=== PROBLEM STATEMENT ===
Copy every entry precisely.

=== RECORDED INFORMATION ===
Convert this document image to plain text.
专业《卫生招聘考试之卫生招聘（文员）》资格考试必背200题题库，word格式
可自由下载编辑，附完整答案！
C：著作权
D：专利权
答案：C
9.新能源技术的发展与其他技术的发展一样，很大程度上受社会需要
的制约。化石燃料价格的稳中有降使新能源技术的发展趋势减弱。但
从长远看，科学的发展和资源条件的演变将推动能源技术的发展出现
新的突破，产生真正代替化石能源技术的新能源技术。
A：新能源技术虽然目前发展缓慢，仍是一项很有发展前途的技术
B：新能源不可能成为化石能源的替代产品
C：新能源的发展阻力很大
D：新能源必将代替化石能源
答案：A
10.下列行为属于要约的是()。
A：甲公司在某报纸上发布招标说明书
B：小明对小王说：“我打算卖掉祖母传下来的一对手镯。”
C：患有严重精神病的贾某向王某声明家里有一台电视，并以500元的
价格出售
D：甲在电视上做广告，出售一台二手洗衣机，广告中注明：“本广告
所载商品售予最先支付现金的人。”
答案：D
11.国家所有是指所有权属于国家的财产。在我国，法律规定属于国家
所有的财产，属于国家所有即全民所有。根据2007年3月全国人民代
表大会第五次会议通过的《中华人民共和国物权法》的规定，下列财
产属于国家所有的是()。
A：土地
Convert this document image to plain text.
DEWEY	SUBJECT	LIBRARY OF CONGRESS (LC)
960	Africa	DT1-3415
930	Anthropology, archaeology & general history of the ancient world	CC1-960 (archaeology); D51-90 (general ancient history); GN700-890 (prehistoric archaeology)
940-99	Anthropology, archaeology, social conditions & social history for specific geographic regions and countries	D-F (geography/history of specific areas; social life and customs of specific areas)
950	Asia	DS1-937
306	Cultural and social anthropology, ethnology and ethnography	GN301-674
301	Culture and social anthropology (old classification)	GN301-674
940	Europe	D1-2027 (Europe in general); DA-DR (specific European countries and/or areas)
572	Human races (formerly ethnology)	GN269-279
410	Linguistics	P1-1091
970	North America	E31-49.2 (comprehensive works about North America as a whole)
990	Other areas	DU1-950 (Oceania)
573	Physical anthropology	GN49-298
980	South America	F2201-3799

=== RIGHT ANSWER ===
Convert this document image to plain text.
专业《卫生招聘考试之卫生招聘（文员）》资格考试必背200题题库，word格式
可自由下载编辑，附完整答案！
C：著作权
D：专利权
答案：C
9.新能源技术的发展与其他技术的发展一样，很大程度上受社会需要
的制约。化石燃料价格的稳中有降使新能源技术的发展趋势减弱。但
从长远看，科学的发展和资源条件的演变将推动能源技术的发展出现
新的突破，产生真正代替化石能源技术的新能源技术。
A：新能源技术虽然目前发展缓慢，仍是一项很有发展前途的技术
B：新能源不可能成为化石能源的替代产品
C：新能源的发展阻力很大
D：新能源必将代替化石能源
答案：A
10.下列行为属于要约的是()。
A：甲公司在某报纸上发布招标说明书
B：小明对小王说：“我打算卖掉祖母传下来的一对手镯。”
C：患有严重精神病的贾某向王某声明家里有一台电视，并以500元的
价格出售
D：甲在电视上做广告，出售一台二手洗衣机，广告中注明：“本广告
所载商品售予最先支付现金的人。”
答案：D
11.国家所有是指所有权属于国家的财产。在我国，法律规定属于国家
所有的财产，属于国家所有即全民所有。根据2007年3月全国人民代
表大会第五次会议通过的《中华人民共和国物权法》的规定，下列财
产属于国家所有的是()。
A：土地
Convert this document image to plain text.
DEWEY	SUBJECT	LIBRARY OF CONGRESS (LC)
960	Africa	DT1-3415
930	Anthropology, archaeology & general history of the ancient world	CC1-960 (archaeology); D51-90 (general ancient history); GN700-890 (prehistoric archaeology)
940-99	Anthropology, archaeology, social conditions & social history for specific geographic regions and countries	D-F (geography/history of specific areas; social life and customs of specific areas)
950	Asia	DS1-937
306	Cultural and social anthropology, ethnology and ethnography	GN301-674
301	Culture and social anthropology (old classification)	GN301-674
940	Europe	D1-2027 (Europe in general); DA-DR (specific European countries and/or areas)
572	Human races (formerly ethnology)	GN269-279
410	Linguistics	P1-1091
970	North America	E31-49.2 (comprehensive works about North America as a whole)
990	Other areas	DU1-950 (Oceania)
573	Physical anthropology	GN49-298
980	South America	F2201-3799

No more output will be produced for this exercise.